WRITTEN EXERCISE: Transcribe all of the material exactly.

[Collection entries]
━━━━━━━━━━━━━━━━
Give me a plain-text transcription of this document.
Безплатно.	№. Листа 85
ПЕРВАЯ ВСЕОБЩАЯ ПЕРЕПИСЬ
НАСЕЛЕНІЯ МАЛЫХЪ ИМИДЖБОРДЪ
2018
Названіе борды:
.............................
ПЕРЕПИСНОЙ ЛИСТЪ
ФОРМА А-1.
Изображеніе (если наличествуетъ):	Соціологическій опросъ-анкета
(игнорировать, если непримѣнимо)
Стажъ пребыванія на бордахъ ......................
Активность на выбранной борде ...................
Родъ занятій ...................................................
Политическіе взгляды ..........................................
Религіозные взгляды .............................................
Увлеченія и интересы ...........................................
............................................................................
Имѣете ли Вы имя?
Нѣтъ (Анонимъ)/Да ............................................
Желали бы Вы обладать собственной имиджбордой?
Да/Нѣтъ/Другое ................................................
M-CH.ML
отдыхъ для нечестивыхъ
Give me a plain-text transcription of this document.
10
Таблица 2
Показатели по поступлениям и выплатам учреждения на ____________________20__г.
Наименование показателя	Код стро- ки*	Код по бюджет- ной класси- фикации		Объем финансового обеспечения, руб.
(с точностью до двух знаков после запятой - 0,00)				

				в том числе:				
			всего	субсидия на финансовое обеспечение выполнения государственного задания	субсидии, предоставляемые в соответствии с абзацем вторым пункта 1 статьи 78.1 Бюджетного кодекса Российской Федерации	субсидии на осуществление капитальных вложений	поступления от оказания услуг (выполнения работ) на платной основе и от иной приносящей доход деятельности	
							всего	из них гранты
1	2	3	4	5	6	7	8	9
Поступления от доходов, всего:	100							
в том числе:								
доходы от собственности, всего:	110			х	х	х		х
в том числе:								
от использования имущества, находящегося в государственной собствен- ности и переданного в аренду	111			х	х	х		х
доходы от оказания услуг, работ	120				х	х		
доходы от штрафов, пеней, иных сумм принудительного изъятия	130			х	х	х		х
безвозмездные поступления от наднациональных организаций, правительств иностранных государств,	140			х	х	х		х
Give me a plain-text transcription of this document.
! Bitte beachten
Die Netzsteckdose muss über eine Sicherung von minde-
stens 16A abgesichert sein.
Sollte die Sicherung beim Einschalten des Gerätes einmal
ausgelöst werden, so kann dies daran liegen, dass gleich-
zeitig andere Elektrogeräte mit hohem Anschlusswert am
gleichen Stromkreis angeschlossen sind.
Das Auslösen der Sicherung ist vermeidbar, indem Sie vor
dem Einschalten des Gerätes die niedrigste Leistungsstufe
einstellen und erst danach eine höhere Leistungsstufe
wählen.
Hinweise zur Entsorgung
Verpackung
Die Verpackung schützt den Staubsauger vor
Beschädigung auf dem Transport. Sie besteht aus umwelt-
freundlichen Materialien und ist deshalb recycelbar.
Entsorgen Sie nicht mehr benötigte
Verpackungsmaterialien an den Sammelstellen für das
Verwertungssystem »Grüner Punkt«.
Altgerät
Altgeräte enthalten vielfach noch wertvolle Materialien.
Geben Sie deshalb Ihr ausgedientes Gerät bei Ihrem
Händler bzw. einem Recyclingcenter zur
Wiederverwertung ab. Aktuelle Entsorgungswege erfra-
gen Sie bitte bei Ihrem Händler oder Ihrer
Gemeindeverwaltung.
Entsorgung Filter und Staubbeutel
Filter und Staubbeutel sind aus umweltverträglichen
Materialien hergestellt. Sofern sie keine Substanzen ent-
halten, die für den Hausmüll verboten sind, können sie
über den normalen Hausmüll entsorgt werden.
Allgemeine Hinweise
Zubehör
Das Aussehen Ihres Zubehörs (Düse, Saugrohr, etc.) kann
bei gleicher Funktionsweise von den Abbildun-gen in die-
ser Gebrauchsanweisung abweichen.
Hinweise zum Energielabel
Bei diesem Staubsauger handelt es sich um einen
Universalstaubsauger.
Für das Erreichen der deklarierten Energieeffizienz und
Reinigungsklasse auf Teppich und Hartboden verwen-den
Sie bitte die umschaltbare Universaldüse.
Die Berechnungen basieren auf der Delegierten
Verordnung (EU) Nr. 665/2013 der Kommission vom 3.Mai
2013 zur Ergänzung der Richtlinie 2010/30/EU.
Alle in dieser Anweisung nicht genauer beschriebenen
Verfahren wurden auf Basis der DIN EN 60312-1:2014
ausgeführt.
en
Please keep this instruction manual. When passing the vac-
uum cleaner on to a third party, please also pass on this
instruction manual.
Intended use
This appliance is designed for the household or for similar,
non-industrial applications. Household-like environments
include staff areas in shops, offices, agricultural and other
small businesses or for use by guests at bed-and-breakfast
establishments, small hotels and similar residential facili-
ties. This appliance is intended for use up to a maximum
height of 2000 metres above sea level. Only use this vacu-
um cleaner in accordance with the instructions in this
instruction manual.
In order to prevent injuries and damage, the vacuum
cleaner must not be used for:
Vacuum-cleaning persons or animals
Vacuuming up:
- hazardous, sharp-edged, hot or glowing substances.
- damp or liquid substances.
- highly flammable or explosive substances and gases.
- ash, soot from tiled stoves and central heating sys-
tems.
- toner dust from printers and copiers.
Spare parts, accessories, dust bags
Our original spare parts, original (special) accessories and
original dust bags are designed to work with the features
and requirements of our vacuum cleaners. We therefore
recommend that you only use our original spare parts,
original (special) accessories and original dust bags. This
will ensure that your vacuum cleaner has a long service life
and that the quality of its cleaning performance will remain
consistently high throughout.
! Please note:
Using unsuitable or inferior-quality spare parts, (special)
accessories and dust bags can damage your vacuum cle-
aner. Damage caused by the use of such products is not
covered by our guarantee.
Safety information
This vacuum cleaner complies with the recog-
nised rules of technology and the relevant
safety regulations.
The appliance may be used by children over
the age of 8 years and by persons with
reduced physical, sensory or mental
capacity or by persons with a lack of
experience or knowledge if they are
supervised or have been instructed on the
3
━━━━━━━━━━━━━━━━
RESULT:
Give me a plain-text transcription of this document.
Безплатно.	№. Листа 85
ПЕРВАЯ ВСЕОБЩАЯ ПЕРЕПИСЬ
НАСЕЛЕНІЯ МАЛЫХЪ ИМИДЖБОРДЪ
2018
Названіе борды:
.............................
ПЕРЕПИСНОЙ ЛИСТЪ
ФОРМА А-1.
Изображеніе (если наличествуетъ):	Соціологическій опросъ-анкета
(игнорировать, если непримѣнимо)
Стажъ пребыванія на бордахъ ......................
Активность на выбранной борде ...................
Родъ занятій ...................................................
Политическіе взгляды ..........................................
Религіозные взгляды .............................................
Увлеченія и интересы ...........................................
............................................................................
Имѣете ли Вы имя?
Нѣтъ (Анонимъ)/Да ............................................
Желали бы Вы обладать собственной имиджбордой?
Да/Нѣтъ/Другое ................................................
M-CH.ML
отдыхъ для нечестивыхъ
Give me a plain-text transcription of this document.
10
Таблица 2
Показатели по поступлениям и выплатам учреждения на ____________________20__г.
Наименование показателя	Код стро- ки*	Код по бюджет- ной класси- фикации		Объем финансового обеспечения, руб.
(с точностью до двух знаков после запятой - 0,00)				

				в том числе:				
			всего	субсидия на финансовое обеспечение выполнения государственного задания	субсидии, предоставляемые в соответствии с абзацем вторым пункта 1 статьи 78.1 Бюджетного кодекса Российской Федерации	субсидии на осуществление капитальных вложений	поступления от оказания услуг (выполнения работ) на платной основе и от иной приносящей доход деятельности	
							всего	из них гранты
1	2	3	4	5	6	7	8	9
Поступления от доходов, всего:	100							
в том числе:								
доходы от собственности, всего:	110			х	х	х		х
в том числе:								
от использования имущества, находящегося в государственной собствен- ности и переданного в аренду	111			х	х	х		х
доходы от оказания услуг, работ	120				х	х		
доходы от штрафов, пеней, иных сумм принудительного изъятия	130			х	х	х		х
безвозмездные поступления от наднациональных организаций, правительств иностранных государств,	140			х	х	х		х
Give me a plain-text transcription of this document.
! Bitte beachten
Die Netzsteckdose muss über eine Sicherung von minde-
stens 16A abgesichert sein.
Sollte die Sicherung beim Einschalten des Gerätes einmal
ausgelöst werden, so kann dies daran liegen, dass gleich-
zeitig andere Elektrogeräte mit hohem Anschlusswert am
gleichen Stromkreis angeschlossen sind.
Das Auslösen der Sicherung ist vermeidbar, indem Sie vor
dem Einschalten des Gerätes die niedrigste Leistungsstufe
einstellen und erst danach eine höhere Leistungsstufe
wählen.
Hinweise zur Entsorgung
Verpackung
Die Verpackung schützt den Staubsauger vor
Beschädigung auf dem Transport. Sie besteht aus umwelt-
freundlichen Materialien und ist deshalb recycelbar.
Entsorgen Sie nicht mehr benötigte
Verpackungsmaterialien an den Sammelstellen für das
Verwertungssystem »Grüner Punkt«.
Altgerät
Altgeräte enthalten vielfach noch wertvolle Materialien.
Geben Sie deshalb Ihr ausgedientes Gerät bei Ihrem
Händler bzw. einem Recyclingcenter zur
Wiederverwertung ab. Aktuelle Entsorgungswege erfra-
gen Sie bitte bei Ihrem Händler oder Ihrer
Gemeindeverwaltung.
Entsorgung Filter und Staubbeutel
Filter und Staubbeutel sind aus umweltverträglichen
Materialien hergestellt. Sofern sie keine Substanzen ent-
halten, die für den Hausmüll verboten sind, können sie
über den normalen Hausmüll entsorgt werden.
Allgemeine Hinweise
Zubehör
Das Aussehen Ihres Zubehörs (Düse, Saugrohr, etc.) kann
bei gleicher Funktionsweise von den Abbildun-gen in die-
ser Gebrauchsanweisung abweichen.
Hinweise zum Energielabel
Bei diesem Staubsauger handelt es sich um einen
Universalstaubsauger.
Für das Erreichen der deklarierten Energieeffizienz und
Reinigungsklasse auf Teppich und Hartboden verwen-den
Sie bitte die umschaltbare Universaldüse.
Die Berechnungen basieren auf der Delegierten
Verordnung (EU) Nr. 665/2013 der Kommission vom 3.Mai
2013 zur Ergänzung der Richtlinie 2010/30/EU.
Alle in dieser Anweisung nicht genauer beschriebenen
Verfahren wurden auf Basis der DIN EN 60312-1:2014
ausgeführt.
en
Please keep this instruction manual. When passing the vac-
uum cleaner on to a third party, please also pass on this
instruction manual.
Intended use
This appliance is designed for the household or for similar,
non-industrial applications. Household-like environments
include staff areas in shops, offices, agricultural and other
small businesses or for use by guests at bed-and-breakfast
establishments, small hotels and similar residential facili-
ties. This appliance is intended for use up to a maximum
height of 2000 metres above sea level. Only use this vacu-
um cleaner in accordance with the instructions in this
instruction manual.
In order to prevent injuries and damage, the vacuum
cleaner must not be used for:
Vacuum-cleaning persons or animals
Vacuuming up:
- hazardous, sharp-edged, hot or glowing substances.
- damp or liquid substances.
- highly flammable or explosive substances and gases.
- ash, soot from tiled stoves and central heating sys-
tems.
- toner dust from printers and copiers.
Spare parts, accessories, dust bags
Our original spare parts, original (special) accessories and
original dust bags are designed to work with the features
and requirements of our vacuum cleaners. We therefore
recommend that you only use our original spare parts,
original (special) accessories and original dust bags. This
will ensure that your vacuum cleaner has a long service life
and that the quality of its cleaning performance will remain
consistently high throughout.
! Please note:
Using unsuitable or inferior-quality spare parts, (special)
accessories and dust bags can damage your vacuum cle-
aner. Damage caused by the use of such products is not
covered by our guarantee.
Safety information
This vacuum cleaner complies with the recog-
nised rules of technology and the relevant
safety regulations.
The appliance may be used by children over
the age of 8 years and by persons with
reduced physical, sensory or mental
capacity or by persons with a lack of
experience or knowledge if they are
supervised or have been instructed on the
3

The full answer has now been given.